--- WHAT IS NEEDED ---
Find all lines in the records that include the word "Performance", and copy them out.
==== MATERIAL TO PROCESS
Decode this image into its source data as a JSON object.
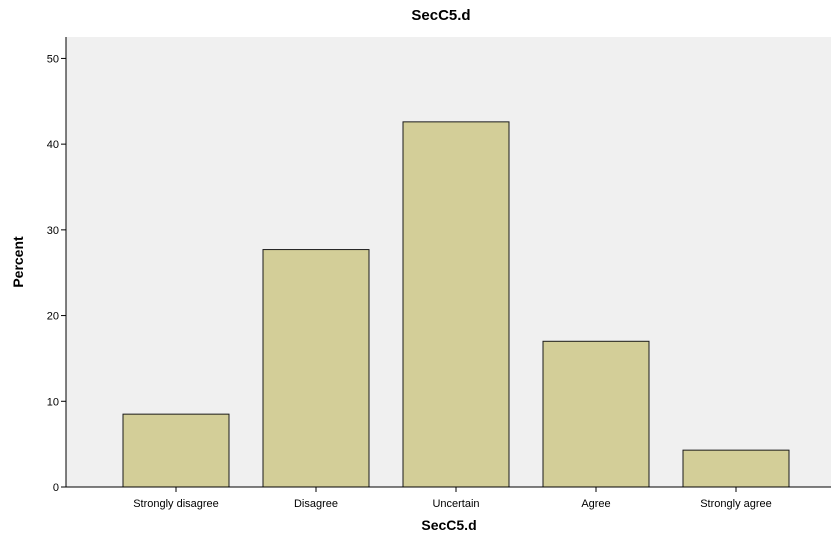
{
  "chart_data": {
    "type": "bar",
    "title": "SecC5.d",
    "xlabel": "SecC5.d",
    "ylabel": "Percent",
    "categories": [
      "Strongly disagree",
      "Disagree",
      "Uncertain",
      "Agree",
      "Strongly agree"
    ],
    "values": [
      8.5,
      27.7,
      42.6,
      17.0,
      4.3
    ],
    "ylim": [
      0,
      52.5
    ],
    "yticks": [
      0,
      10,
      20,
      30,
      40,
      50
    ],
    "grid": false,
    "legend": "none",
    "colors": {
      "bar_fill": "#d3ce98",
      "bar_stroke": "#1a1a1a",
      "plot_background": "#f0f0f0",
      "axis": "#000000"
    }
  }
}
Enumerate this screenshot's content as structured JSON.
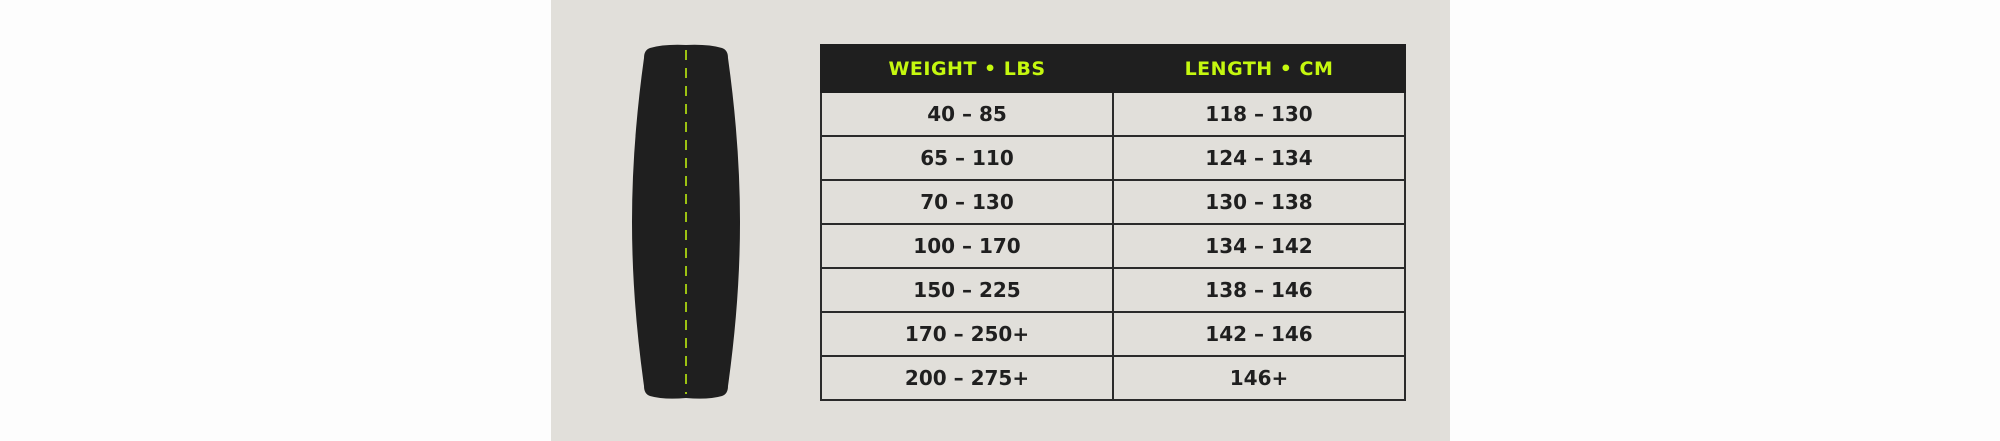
{
  "colors": {
    "panel": "#e1dfda",
    "header_bg": "#1f1f1f",
    "header_text": "#c5f80f",
    "board": "#1f1f1f",
    "stringer": "#c5f80f"
  },
  "board_icon": "wakeboard-silhouette",
  "table": {
    "headers": [
      "WEIGHT • LBS",
      "LENGTH • CM"
    ],
    "rows": [
      [
        "40 – 85",
        "118 – 130"
      ],
      [
        "65 – 110",
        "124 – 134"
      ],
      [
        "70 – 130",
        "130 – 138"
      ],
      [
        "100 – 170",
        "134 – 142"
      ],
      [
        "150 – 225",
        "138 – 146"
      ],
      [
        "170 – 250+",
        "142 – 146"
      ],
      [
        "200 – 275+",
        "146+"
      ]
    ]
  }
}
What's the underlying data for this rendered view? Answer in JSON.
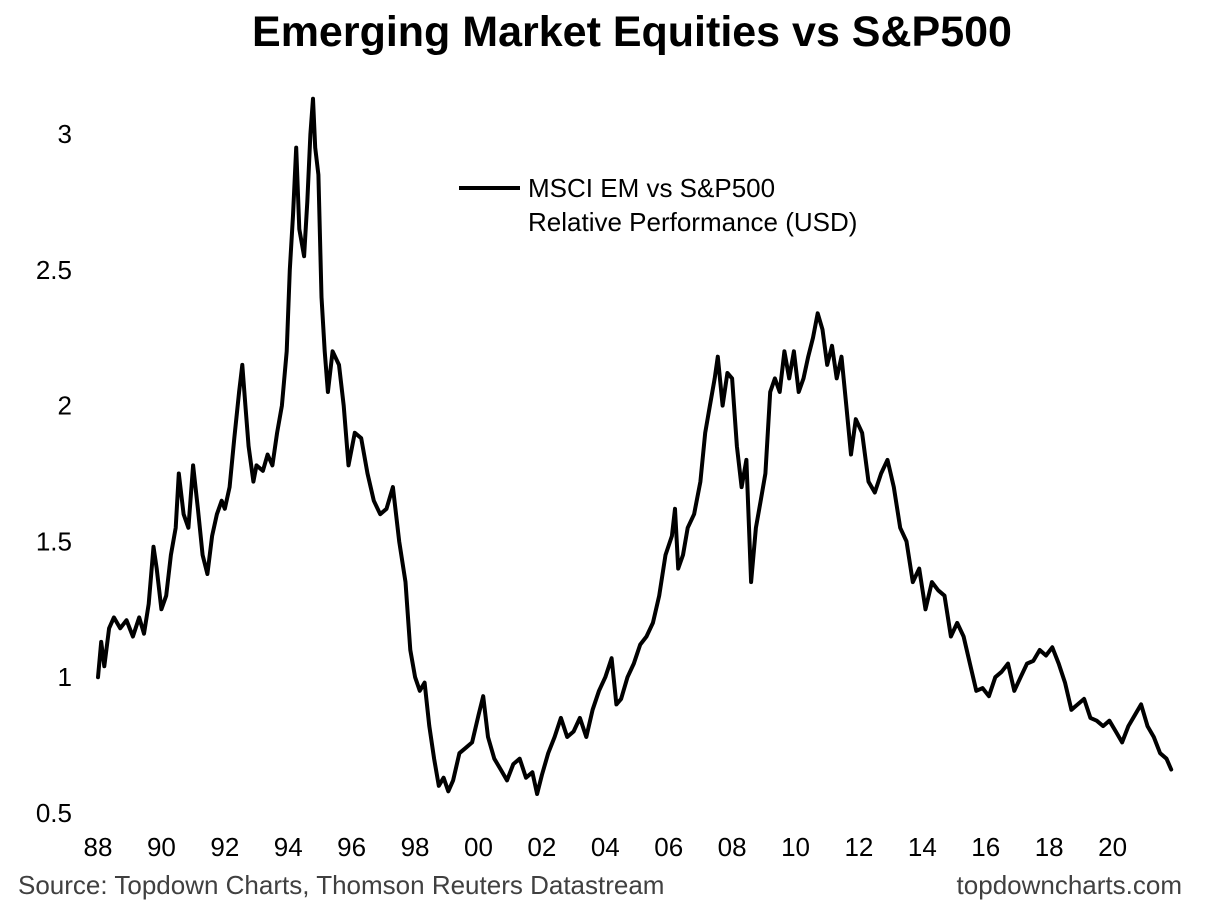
{
  "title": "Emerging Market Equities vs S&P500",
  "footer": {
    "source": "Source: Topdown Charts, Thomson Reuters Datastream",
    "site": "topdowncharts.com"
  },
  "chart_data": {
    "type": "line",
    "title": "Emerging Market Equities vs S&P500",
    "xlabel": "",
    "ylabel": "",
    "xlim": [
      1988,
      2022
    ],
    "ylim": [
      0.5,
      3.2
    ],
    "x_ticks": [
      "88",
      "90",
      "92",
      "94",
      "96",
      "98",
      "00",
      "02",
      "04",
      "06",
      "08",
      "10",
      "12",
      "14",
      "16",
      "18",
      "20"
    ],
    "y_ticks": [
      "0.5",
      "1",
      "1.5",
      "2",
      "2.5",
      "3"
    ],
    "grid": false,
    "legend": {
      "position": "top-center",
      "entries": [
        "MSCI EM vs S&P500",
        "Relative Performance (USD)"
      ]
    },
    "series": [
      {
        "name": "MSCI EM vs S&P500 Relative Performance (USD)",
        "color": "#000000",
        "points": [
          [
            1988.0,
            1.0
          ],
          [
            1988.1,
            1.13
          ],
          [
            1988.2,
            1.04
          ],
          [
            1988.35,
            1.18
          ],
          [
            1988.5,
            1.22
          ],
          [
            1988.7,
            1.18
          ],
          [
            1988.9,
            1.21
          ],
          [
            1989.1,
            1.15
          ],
          [
            1989.3,
            1.22
          ],
          [
            1989.45,
            1.16
          ],
          [
            1989.6,
            1.27
          ],
          [
            1989.75,
            1.48
          ],
          [
            1989.85,
            1.4
          ],
          [
            1990.0,
            1.25
          ],
          [
            1990.15,
            1.3
          ],
          [
            1990.3,
            1.45
          ],
          [
            1990.45,
            1.55
          ],
          [
            1990.55,
            1.75
          ],
          [
            1990.7,
            1.6
          ],
          [
            1990.85,
            1.55
          ],
          [
            1991.0,
            1.78
          ],
          [
            1991.15,
            1.62
          ],
          [
            1991.3,
            1.45
          ],
          [
            1991.45,
            1.38
          ],
          [
            1991.6,
            1.52
          ],
          [
            1991.75,
            1.6
          ],
          [
            1991.9,
            1.65
          ],
          [
            1992.0,
            1.62
          ],
          [
            1992.15,
            1.7
          ],
          [
            1992.3,
            1.88
          ],
          [
            1992.45,
            2.05
          ],
          [
            1992.55,
            2.15
          ],
          [
            1992.65,
            2.0
          ],
          [
            1992.75,
            1.85
          ],
          [
            1992.9,
            1.72
          ],
          [
            1993.0,
            1.78
          ],
          [
            1993.2,
            1.76
          ],
          [
            1993.35,
            1.82
          ],
          [
            1993.5,
            1.78
          ],
          [
            1993.65,
            1.9
          ],
          [
            1993.8,
            2.0
          ],
          [
            1993.95,
            2.2
          ],
          [
            1994.05,
            2.5
          ],
          [
            1994.15,
            2.7
          ],
          [
            1994.25,
            2.95
          ],
          [
            1994.35,
            2.65
          ],
          [
            1994.5,
            2.55
          ],
          [
            1994.6,
            2.75
          ],
          [
            1994.7,
            3.0
          ],
          [
            1994.78,
            3.13
          ],
          [
            1994.85,
            2.95
          ],
          [
            1994.95,
            2.85
          ],
          [
            1995.05,
            2.4
          ],
          [
            1995.15,
            2.2
          ],
          [
            1995.25,
            2.05
          ],
          [
            1995.4,
            2.2
          ],
          [
            1995.6,
            2.15
          ],
          [
            1995.75,
            2.0
          ],
          [
            1995.9,
            1.78
          ],
          [
            1996.1,
            1.9
          ],
          [
            1996.3,
            1.88
          ],
          [
            1996.5,
            1.75
          ],
          [
            1996.7,
            1.65
          ],
          [
            1996.9,
            1.6
          ],
          [
            1997.1,
            1.62
          ],
          [
            1997.3,
            1.7
          ],
          [
            1997.5,
            1.5
          ],
          [
            1997.7,
            1.35
          ],
          [
            1997.85,
            1.1
          ],
          [
            1998.0,
            1.0
          ],
          [
            1998.15,
            0.95
          ],
          [
            1998.3,
            0.98
          ],
          [
            1998.45,
            0.82
          ],
          [
            1998.6,
            0.7
          ],
          [
            1998.75,
            0.6
          ],
          [
            1998.9,
            0.63
          ],
          [
            1999.05,
            0.58
          ],
          [
            1999.2,
            0.62
          ],
          [
            1999.4,
            0.72
          ],
          [
            1999.6,
            0.74
          ],
          [
            1999.8,
            0.76
          ],
          [
            2000.0,
            0.86
          ],
          [
            2000.15,
            0.93
          ],
          [
            2000.3,
            0.78
          ],
          [
            2000.5,
            0.7
          ],
          [
            2000.7,
            0.66
          ],
          [
            2000.9,
            0.62
          ],
          [
            2001.1,
            0.68
          ],
          [
            2001.3,
            0.7
          ],
          [
            2001.5,
            0.63
          ],
          [
            2001.7,
            0.65
          ],
          [
            2001.85,
            0.57
          ],
          [
            2002.0,
            0.64
          ],
          [
            2002.2,
            0.72
          ],
          [
            2002.4,
            0.78
          ],
          [
            2002.6,
            0.85
          ],
          [
            2002.8,
            0.78
          ],
          [
            2003.0,
            0.8
          ],
          [
            2003.2,
            0.85
          ],
          [
            2003.4,
            0.78
          ],
          [
            2003.6,
            0.88
          ],
          [
            2003.8,
            0.95
          ],
          [
            2004.0,
            1.0
          ],
          [
            2004.2,
            1.07
          ],
          [
            2004.35,
            0.9
          ],
          [
            2004.5,
            0.92
          ],
          [
            2004.7,
            1.0
          ],
          [
            2004.9,
            1.05
          ],
          [
            2005.1,
            1.12
          ],
          [
            2005.3,
            1.15
          ],
          [
            2005.5,
            1.2
          ],
          [
            2005.7,
            1.3
          ],
          [
            2005.9,
            1.45
          ],
          [
            2006.1,
            1.52
          ],
          [
            2006.2,
            1.62
          ],
          [
            2006.3,
            1.4
          ],
          [
            2006.45,
            1.45
          ],
          [
            2006.6,
            1.55
          ],
          [
            2006.8,
            1.6
          ],
          [
            2007.0,
            1.72
          ],
          [
            2007.15,
            1.9
          ],
          [
            2007.3,
            2.0
          ],
          [
            2007.45,
            2.1
          ],
          [
            2007.55,
            2.18
          ],
          [
            2007.7,
            2.0
          ],
          [
            2007.85,
            2.12
          ],
          [
            2008.0,
            2.1
          ],
          [
            2008.15,
            1.85
          ],
          [
            2008.3,
            1.7
          ],
          [
            2008.45,
            1.8
          ],
          [
            2008.6,
            1.35
          ],
          [
            2008.75,
            1.55
          ],
          [
            2008.9,
            1.65
          ],
          [
            2009.05,
            1.75
          ],
          [
            2009.2,
            2.05
          ],
          [
            2009.35,
            2.1
          ],
          [
            2009.5,
            2.05
          ],
          [
            2009.65,
            2.2
          ],
          [
            2009.8,
            2.1
          ],
          [
            2009.95,
            2.2
          ],
          [
            2010.1,
            2.05
          ],
          [
            2010.25,
            2.1
          ],
          [
            2010.4,
            2.18
          ],
          [
            2010.55,
            2.25
          ],
          [
            2010.7,
            2.34
          ],
          [
            2010.85,
            2.28
          ],
          [
            2011.0,
            2.15
          ],
          [
            2011.15,
            2.22
          ],
          [
            2011.3,
            2.1
          ],
          [
            2011.45,
            2.18
          ],
          [
            2011.6,
            2.0
          ],
          [
            2011.75,
            1.82
          ],
          [
            2011.9,
            1.95
          ],
          [
            2012.1,
            1.9
          ],
          [
            2012.3,
            1.72
          ],
          [
            2012.5,
            1.68
          ],
          [
            2012.7,
            1.75
          ],
          [
            2012.9,
            1.8
          ],
          [
            2013.1,
            1.7
          ],
          [
            2013.3,
            1.55
          ],
          [
            2013.5,
            1.5
          ],
          [
            2013.7,
            1.35
          ],
          [
            2013.9,
            1.4
          ],
          [
            2014.1,
            1.25
          ],
          [
            2014.3,
            1.35
          ],
          [
            2014.5,
            1.32
          ],
          [
            2014.7,
            1.3
          ],
          [
            2014.9,
            1.15
          ],
          [
            2015.1,
            1.2
          ],
          [
            2015.3,
            1.15
          ],
          [
            2015.5,
            1.05
          ],
          [
            2015.7,
            0.95
          ],
          [
            2015.9,
            0.96
          ],
          [
            2016.1,
            0.93
          ],
          [
            2016.3,
            1.0
          ],
          [
            2016.5,
            1.02
          ],
          [
            2016.7,
            1.05
          ],
          [
            2016.9,
            0.95
          ],
          [
            2017.1,
            1.0
          ],
          [
            2017.3,
            1.05
          ],
          [
            2017.5,
            1.06
          ],
          [
            2017.7,
            1.1
          ],
          [
            2017.9,
            1.08
          ],
          [
            2018.1,
            1.11
          ],
          [
            2018.3,
            1.05
          ],
          [
            2018.5,
            0.98
          ],
          [
            2018.7,
            0.88
          ],
          [
            2018.9,
            0.9
          ],
          [
            2019.1,
            0.92
          ],
          [
            2019.3,
            0.85
          ],
          [
            2019.5,
            0.84
          ],
          [
            2019.7,
            0.82
          ],
          [
            2019.9,
            0.84
          ],
          [
            2020.1,
            0.8
          ],
          [
            2020.3,
            0.76
          ],
          [
            2020.5,
            0.82
          ],
          [
            2020.7,
            0.86
          ],
          [
            2020.9,
            0.9
          ],
          [
            2021.1,
            0.82
          ],
          [
            2021.3,
            0.78
          ],
          [
            2021.5,
            0.72
          ],
          [
            2021.7,
            0.7
          ],
          [
            2021.85,
            0.66
          ]
        ]
      }
    ]
  }
}
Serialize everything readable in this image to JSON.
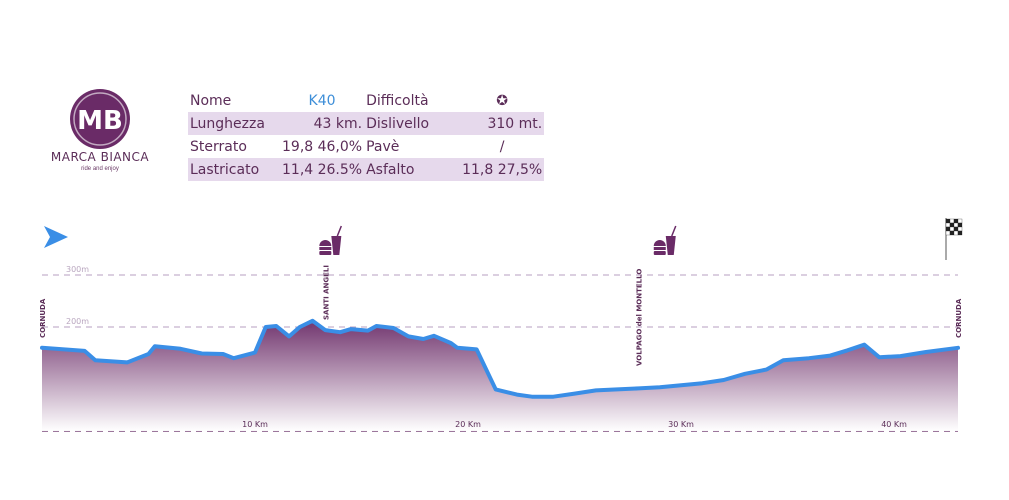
========
--- OUTPUT BELOW ---
        "Relative Performance (USD)"
        "name": "MSCI EM vs S&P500 Relative Performance (USD)",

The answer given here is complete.